-- Begin Data for the task --

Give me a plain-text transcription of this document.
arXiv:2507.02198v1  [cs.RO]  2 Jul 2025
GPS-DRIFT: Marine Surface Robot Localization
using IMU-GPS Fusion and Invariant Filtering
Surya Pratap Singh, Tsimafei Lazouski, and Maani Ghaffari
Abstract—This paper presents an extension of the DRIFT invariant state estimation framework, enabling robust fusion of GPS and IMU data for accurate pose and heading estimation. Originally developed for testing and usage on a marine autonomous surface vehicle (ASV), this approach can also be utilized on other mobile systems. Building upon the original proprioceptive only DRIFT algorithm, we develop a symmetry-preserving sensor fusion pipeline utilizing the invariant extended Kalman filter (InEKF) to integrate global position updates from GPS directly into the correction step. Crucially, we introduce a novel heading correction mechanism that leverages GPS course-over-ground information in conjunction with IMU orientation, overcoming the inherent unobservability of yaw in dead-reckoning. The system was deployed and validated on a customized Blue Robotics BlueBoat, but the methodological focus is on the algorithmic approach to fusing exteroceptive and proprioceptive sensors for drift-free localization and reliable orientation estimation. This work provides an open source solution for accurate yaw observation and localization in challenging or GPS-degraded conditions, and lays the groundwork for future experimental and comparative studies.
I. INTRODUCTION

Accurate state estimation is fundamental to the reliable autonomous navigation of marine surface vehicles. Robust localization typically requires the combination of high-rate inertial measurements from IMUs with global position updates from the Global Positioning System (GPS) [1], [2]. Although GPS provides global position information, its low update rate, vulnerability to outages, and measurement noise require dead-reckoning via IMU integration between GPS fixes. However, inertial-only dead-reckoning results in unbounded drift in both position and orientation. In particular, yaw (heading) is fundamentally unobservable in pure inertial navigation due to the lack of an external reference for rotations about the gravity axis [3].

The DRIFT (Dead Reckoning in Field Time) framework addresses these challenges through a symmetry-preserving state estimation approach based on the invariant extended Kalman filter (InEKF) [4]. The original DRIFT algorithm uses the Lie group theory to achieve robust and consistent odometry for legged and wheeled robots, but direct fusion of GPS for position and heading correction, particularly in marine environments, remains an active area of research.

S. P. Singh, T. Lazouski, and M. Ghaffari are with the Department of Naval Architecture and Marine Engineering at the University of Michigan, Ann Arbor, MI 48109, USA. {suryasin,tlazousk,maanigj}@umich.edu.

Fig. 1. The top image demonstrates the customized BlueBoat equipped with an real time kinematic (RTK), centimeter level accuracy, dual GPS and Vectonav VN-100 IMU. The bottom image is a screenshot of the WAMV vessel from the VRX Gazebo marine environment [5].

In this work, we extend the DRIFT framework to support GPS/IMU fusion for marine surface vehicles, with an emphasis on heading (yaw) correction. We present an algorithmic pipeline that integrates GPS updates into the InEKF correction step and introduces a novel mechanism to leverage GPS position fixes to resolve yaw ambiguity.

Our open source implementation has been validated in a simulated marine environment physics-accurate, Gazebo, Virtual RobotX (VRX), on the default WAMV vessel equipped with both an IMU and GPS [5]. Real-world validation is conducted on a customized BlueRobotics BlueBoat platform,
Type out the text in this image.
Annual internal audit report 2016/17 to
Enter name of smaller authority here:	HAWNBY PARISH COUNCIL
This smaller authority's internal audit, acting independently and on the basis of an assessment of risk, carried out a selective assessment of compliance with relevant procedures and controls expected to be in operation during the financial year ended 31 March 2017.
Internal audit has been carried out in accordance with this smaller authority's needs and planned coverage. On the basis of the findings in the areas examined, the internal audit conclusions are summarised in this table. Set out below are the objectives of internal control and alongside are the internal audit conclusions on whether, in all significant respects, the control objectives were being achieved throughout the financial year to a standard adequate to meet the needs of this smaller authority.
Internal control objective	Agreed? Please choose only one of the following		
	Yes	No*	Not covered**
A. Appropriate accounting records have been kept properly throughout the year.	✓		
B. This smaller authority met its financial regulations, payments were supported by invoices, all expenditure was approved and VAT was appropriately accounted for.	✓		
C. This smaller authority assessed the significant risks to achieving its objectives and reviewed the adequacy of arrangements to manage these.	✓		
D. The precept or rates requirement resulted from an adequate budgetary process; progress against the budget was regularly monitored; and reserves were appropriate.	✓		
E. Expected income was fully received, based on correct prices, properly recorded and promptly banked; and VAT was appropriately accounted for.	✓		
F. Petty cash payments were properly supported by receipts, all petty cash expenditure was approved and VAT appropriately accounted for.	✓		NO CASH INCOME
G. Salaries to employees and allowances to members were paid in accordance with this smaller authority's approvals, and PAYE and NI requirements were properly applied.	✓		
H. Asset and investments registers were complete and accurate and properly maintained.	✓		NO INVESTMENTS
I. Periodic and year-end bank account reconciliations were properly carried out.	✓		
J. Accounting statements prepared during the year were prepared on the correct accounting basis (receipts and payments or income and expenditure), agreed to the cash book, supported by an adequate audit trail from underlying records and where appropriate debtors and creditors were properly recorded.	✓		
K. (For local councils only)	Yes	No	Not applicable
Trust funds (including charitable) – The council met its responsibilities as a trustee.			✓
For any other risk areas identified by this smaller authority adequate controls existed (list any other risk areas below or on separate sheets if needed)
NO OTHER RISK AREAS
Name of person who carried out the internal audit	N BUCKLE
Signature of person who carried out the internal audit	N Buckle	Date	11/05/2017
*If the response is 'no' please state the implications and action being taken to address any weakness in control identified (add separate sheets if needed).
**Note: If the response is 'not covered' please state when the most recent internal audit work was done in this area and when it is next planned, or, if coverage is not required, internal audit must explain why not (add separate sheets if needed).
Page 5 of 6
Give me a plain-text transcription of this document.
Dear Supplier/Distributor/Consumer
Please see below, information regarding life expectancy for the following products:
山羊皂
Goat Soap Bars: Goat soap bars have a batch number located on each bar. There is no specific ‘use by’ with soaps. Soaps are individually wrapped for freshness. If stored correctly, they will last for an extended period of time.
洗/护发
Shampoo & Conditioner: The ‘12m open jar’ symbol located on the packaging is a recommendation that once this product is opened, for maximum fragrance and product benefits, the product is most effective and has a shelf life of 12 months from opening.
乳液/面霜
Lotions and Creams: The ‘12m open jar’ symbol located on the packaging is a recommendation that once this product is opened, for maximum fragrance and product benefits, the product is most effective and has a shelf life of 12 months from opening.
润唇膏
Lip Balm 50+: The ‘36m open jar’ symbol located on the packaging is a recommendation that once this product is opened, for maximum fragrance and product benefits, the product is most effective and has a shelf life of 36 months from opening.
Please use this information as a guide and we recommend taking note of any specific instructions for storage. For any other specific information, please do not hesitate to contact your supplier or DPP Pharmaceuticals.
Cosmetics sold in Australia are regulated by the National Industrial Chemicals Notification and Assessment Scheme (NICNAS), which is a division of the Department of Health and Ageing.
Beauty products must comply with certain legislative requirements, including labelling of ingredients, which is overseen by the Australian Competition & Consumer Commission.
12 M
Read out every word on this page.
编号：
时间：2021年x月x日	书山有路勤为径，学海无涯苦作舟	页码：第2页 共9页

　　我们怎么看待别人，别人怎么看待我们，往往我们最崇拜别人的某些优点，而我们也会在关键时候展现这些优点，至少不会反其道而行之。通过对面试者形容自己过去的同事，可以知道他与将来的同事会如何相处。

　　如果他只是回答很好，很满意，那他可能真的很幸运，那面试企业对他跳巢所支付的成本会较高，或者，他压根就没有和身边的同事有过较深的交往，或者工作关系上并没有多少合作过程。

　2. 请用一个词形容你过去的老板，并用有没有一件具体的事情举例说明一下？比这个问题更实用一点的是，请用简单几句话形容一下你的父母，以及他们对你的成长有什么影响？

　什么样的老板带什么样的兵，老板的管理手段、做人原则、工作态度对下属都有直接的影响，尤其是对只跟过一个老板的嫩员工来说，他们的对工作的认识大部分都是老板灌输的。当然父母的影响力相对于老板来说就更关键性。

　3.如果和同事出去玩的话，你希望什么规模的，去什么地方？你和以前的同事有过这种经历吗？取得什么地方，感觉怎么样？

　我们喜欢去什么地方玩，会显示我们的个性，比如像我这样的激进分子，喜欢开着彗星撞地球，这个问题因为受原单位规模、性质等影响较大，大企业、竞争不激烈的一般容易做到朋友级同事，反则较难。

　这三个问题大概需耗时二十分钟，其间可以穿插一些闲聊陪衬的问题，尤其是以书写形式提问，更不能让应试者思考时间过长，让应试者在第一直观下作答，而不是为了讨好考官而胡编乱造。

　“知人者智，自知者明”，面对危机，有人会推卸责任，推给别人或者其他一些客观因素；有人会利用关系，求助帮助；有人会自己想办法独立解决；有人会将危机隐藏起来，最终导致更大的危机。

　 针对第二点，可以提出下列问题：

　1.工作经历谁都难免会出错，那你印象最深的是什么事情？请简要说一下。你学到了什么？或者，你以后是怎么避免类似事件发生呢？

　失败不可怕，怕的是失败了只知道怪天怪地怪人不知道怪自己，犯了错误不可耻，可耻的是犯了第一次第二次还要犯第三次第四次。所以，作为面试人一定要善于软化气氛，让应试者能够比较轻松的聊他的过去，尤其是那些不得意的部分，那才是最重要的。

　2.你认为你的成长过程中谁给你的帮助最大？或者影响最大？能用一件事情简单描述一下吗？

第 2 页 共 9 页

-- End Data for the task --

*Task statement:*
Isolate the lines that hold the word "financial" and copy all of them.

*The response:*
This smaller authority's internal audit, acting independently and on the basis of an assessment of risk, carried out a selective assessment of compliance with relevant procedures and controls expected to be in operation during the financial year ended 31 March 2017.
Internal audit has been carried out in accordance with this smaller authority's needs and planned coverage. On the basis of the findings in the areas examined, the internal audit conclusions are summarised in this table. Set out below are the objectives of internal control and alongside are the internal audit conclusions on whether, in all significant respects, the control objectives were being achieved throughout the financial year to a standard adequate to meet the needs of this smaller authority.
B. This smaller authority met its financial regulations, payments were supported by invoices, all expenditure was approved and VAT was appropriately accounted for.	✓		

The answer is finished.